▶ Directive
Reproduce the data that follows in its entirety, character for character.

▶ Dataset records

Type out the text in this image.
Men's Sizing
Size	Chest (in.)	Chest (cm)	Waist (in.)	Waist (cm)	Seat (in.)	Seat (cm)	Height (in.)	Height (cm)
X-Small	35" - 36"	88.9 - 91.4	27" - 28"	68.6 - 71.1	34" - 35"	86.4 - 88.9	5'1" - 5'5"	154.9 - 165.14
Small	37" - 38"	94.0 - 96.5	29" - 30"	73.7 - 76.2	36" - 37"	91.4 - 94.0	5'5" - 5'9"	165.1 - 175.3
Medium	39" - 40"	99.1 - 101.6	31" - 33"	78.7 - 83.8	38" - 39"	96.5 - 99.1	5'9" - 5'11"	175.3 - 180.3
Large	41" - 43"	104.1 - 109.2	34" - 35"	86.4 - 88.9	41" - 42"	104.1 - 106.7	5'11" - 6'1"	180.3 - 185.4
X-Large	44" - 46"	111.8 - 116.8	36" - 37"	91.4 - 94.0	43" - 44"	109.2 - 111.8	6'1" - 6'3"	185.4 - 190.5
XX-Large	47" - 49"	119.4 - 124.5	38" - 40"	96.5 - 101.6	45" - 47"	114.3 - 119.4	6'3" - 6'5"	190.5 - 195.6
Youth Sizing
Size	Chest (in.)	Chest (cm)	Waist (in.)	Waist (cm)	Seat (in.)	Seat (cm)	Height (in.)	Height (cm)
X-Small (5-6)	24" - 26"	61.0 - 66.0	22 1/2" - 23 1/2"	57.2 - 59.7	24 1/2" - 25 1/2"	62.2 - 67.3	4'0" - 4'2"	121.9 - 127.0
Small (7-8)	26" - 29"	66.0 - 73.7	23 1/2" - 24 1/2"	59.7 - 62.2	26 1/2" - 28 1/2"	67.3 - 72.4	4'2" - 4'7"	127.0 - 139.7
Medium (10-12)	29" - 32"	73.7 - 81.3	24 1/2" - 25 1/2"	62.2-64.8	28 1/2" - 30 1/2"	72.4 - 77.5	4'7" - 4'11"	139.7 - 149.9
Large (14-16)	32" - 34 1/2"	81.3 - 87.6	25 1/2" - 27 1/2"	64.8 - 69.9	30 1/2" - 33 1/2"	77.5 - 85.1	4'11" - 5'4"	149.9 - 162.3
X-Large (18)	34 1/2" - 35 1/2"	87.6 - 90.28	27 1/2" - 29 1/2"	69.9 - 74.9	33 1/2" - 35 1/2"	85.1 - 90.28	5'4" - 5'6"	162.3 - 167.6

▶ Exercise output
Type out the text in this image.
Men's Sizing
Size	Chest (in.)	Chest (cm)	Waist (in.)	Waist (cm)	Seat (in.)	Seat (cm)	Height (in.)	Height (cm)
X-Small	35" - 36"	88.9 - 91.4	27" - 28"	68.6 - 71.1	34" - 35"	86.4 - 88.9	5'1" - 5'5"	154.9 - 165.14
Small	37" - 38"	94.0 - 96.5	29" - 30"	73.7 - 76.2	36" - 37"	91.4 - 94.0	5'5" - 5'9"	165.1 - 175.3
Medium	39" - 40"	99.1 - 101.6	31" - 33"	78.7 - 83.8	38" - 39"	96.5 - 99.1	5'9" - 5'11"	175.3 - 180.3
Large	41" - 43"	104.1 - 109.2	34" - 35"	86.4 - 88.9	41" - 42"	104.1 - 106.7	5'11" - 6'1"	180.3 - 185.4
X-Large	44" - 46"	111.8 - 116.8	36" - 37"	91.4 - 94.0	43" - 44"	109.2 - 111.8	6'1" - 6'3"	185.4 - 190.5
XX-Large	47" - 49"	119.4 - 124.5	38" - 40"	96.5 - 101.6	45" - 47"	114.3 - 119.4	6'3" - 6'5"	190.5 - 195.6
Youth Sizing
Size	Chest (in.)	Chest (cm)	Waist (in.)	Waist (cm)	Seat (in.)	Seat (cm)	Height (in.)	Height (cm)
X-Small (5-6)	24" - 26"	61.0 - 66.0	22 1/2" - 23 1/2"	57.2 - 59.7	24 1/2" - 25 1/2"	62.2 - 67.3	4'0" - 4'2"	121.9 - 127.0
Small (7-8)	26" - 29"	66.0 - 73.7	23 1/2" - 24 1/2"	59.7 - 62.2	26 1/2" - 28 1/2"	67.3 - 72.4	4'2" - 4'7"	127.0 - 139.7
Medium (10-12)	29" - 32"	73.7 - 81.3	24 1/2" - 25 1/2"	62.2-64.8	28 1/2" - 30 1/2"	72.4 - 77.5	4'7" - 4'11"	139.7 - 149.9
Large (14-16)	32" - 34 1/2"	81.3 - 87.6	25 1/2" - 27 1/2"	64.8 - 69.9	30 1/2" - 33 1/2"	77.5 - 85.1	4'11" - 5'4"	149.9 - 162.3
X-Large (18)	34 1/2" - 35 1/2"	87.6 - 90.28	27 1/2" - 29 1/2"	69.9 - 74.9	33 1/2" - 35 1/2"	85.1 - 90.28	5'4" - 5'6"	162.3 - 167.6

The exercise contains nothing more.